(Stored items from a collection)
[Start]
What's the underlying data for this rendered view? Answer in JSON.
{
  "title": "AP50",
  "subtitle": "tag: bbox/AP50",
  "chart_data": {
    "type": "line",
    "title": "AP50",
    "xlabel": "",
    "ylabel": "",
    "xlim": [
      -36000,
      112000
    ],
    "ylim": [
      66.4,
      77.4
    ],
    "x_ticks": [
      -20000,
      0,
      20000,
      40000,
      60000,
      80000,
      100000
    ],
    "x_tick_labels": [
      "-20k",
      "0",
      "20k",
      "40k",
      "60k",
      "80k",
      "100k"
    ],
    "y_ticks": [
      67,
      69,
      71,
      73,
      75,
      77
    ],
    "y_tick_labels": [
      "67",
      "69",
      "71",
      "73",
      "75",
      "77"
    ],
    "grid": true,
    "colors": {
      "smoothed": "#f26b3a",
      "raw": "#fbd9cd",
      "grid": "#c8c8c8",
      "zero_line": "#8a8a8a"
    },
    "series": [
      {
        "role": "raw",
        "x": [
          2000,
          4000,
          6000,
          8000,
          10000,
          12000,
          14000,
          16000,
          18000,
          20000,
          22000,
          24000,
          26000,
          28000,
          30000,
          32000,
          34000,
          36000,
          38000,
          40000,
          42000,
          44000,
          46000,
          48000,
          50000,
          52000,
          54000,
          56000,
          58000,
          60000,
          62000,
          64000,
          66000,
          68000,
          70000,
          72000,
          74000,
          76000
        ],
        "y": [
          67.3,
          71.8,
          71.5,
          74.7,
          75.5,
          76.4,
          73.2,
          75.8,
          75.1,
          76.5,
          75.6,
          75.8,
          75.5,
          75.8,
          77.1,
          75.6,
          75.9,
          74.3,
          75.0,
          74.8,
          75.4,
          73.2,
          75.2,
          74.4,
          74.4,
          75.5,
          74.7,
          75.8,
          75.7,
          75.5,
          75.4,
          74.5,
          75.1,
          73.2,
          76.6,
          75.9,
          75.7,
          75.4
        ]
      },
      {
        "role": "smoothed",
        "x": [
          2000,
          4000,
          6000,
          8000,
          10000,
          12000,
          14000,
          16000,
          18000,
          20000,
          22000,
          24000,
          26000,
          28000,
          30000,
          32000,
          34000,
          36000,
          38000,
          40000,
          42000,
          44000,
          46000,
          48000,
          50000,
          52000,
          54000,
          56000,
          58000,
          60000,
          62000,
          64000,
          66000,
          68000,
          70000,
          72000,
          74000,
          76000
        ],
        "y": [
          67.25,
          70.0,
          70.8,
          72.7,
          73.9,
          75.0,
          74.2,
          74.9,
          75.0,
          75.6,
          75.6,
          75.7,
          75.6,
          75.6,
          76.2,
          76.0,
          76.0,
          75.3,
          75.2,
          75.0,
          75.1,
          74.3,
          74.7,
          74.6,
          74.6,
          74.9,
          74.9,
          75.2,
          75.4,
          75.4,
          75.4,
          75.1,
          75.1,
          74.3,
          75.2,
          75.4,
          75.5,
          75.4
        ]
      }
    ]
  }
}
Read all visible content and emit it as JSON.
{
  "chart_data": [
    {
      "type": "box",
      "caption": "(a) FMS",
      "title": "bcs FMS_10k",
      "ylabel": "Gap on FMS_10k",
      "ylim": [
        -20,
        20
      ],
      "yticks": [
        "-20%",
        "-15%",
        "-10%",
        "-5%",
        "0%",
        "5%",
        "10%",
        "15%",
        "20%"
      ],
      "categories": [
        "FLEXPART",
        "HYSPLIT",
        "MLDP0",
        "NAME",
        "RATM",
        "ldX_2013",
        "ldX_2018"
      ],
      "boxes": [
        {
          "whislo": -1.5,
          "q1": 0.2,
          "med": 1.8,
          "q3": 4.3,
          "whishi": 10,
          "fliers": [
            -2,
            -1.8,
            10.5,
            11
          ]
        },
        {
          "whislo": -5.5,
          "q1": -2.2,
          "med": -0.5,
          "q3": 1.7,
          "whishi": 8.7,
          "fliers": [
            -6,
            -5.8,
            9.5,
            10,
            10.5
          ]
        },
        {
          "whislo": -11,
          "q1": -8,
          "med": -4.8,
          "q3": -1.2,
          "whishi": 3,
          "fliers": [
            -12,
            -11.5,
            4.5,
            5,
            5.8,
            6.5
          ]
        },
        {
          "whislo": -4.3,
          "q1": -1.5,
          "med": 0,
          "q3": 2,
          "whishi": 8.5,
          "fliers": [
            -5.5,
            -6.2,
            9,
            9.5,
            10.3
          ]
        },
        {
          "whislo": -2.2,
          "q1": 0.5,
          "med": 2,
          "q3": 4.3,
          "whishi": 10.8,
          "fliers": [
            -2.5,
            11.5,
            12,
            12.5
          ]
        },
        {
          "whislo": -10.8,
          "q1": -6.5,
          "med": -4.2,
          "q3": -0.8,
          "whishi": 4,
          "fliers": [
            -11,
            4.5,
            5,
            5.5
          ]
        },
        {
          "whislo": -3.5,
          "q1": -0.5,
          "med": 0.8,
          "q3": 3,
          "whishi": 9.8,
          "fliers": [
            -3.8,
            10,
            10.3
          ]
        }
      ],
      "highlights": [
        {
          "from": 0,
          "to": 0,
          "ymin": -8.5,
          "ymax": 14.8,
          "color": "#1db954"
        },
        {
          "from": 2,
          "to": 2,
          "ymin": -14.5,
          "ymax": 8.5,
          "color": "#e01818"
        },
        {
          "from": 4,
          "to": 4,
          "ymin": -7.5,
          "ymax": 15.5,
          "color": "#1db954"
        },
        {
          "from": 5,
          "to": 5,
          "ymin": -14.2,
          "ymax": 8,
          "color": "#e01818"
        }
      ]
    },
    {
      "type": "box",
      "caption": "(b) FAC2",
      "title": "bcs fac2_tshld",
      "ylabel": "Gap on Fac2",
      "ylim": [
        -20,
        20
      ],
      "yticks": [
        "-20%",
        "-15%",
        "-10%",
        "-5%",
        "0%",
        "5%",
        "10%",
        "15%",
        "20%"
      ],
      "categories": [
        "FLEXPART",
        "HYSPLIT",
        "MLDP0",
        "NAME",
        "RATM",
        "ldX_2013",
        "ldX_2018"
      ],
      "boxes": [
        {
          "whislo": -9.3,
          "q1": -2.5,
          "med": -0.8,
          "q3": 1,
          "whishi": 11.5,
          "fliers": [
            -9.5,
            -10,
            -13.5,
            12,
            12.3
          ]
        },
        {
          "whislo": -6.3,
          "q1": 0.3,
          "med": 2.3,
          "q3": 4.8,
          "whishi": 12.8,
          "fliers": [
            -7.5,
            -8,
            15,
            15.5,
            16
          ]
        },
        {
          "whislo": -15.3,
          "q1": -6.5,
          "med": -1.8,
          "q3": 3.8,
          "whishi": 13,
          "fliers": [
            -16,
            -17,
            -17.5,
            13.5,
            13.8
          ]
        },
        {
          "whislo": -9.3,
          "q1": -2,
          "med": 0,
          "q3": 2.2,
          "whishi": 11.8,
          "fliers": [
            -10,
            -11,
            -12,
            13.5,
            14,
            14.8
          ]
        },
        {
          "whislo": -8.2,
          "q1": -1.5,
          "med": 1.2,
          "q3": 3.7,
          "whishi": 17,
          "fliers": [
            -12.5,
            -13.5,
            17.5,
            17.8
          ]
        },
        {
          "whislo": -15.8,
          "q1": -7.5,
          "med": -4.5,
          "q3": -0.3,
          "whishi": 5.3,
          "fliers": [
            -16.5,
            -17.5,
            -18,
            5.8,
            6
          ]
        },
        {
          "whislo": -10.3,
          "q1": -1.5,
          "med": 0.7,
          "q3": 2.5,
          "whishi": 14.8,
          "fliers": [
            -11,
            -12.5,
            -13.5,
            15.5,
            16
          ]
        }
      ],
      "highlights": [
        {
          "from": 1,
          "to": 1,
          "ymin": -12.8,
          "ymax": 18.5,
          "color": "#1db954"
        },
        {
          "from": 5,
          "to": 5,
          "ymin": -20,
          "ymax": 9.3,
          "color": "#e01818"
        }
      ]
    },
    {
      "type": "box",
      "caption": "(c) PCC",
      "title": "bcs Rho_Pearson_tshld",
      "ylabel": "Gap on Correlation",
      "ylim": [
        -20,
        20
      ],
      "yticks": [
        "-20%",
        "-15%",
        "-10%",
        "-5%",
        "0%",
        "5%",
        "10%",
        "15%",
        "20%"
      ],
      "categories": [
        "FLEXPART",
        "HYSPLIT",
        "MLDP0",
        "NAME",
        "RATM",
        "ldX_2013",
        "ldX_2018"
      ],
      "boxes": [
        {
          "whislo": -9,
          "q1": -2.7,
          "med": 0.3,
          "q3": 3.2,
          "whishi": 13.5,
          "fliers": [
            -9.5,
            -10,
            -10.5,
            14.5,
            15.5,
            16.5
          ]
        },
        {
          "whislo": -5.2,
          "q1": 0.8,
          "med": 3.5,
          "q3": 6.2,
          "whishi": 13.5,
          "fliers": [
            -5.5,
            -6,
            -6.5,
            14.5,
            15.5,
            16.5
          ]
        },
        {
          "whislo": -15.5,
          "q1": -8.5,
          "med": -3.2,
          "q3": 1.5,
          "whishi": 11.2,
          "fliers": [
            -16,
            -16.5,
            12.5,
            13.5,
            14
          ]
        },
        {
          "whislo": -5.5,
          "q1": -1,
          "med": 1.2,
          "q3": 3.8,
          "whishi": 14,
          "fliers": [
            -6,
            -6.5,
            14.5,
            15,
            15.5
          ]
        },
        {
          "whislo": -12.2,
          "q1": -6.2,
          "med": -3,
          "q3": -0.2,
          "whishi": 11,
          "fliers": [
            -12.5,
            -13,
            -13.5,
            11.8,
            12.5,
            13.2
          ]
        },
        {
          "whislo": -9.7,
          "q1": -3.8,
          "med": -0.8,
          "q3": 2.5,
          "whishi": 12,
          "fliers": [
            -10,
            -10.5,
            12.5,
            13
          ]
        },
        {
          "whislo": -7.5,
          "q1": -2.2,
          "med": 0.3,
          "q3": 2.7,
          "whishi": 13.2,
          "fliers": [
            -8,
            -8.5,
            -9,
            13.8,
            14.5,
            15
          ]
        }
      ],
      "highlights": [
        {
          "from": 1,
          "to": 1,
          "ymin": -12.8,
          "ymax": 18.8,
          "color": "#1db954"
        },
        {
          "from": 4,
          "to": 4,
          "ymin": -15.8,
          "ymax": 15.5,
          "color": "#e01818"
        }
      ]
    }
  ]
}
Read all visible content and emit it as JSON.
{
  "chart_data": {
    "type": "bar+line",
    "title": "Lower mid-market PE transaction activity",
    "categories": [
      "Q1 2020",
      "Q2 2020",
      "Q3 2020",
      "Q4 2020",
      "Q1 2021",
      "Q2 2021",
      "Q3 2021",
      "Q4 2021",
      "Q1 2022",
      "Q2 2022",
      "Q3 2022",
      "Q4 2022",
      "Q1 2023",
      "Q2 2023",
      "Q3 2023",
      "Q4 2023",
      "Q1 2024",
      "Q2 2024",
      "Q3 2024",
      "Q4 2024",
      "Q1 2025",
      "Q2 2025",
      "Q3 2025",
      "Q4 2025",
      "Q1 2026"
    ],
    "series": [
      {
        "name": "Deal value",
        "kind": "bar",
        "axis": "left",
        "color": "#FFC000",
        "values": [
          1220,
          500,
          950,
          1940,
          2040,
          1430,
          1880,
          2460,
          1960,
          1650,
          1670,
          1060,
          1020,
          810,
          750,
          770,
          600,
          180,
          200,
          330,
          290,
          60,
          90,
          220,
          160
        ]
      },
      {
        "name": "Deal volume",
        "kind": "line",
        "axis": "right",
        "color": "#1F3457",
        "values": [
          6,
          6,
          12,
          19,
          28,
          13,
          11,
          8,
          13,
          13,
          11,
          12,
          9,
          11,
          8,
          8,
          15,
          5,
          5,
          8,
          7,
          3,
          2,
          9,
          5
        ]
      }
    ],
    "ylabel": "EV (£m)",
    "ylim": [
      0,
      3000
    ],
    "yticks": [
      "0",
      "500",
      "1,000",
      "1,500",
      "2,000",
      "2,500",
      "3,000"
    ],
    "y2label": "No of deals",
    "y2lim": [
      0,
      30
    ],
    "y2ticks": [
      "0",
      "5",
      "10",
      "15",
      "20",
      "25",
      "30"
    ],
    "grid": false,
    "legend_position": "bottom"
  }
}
[End]
**What you should do:** Your answer should be one number: the count of lines in the data above that include the word "ylabel".

**Solution to the problem:** 5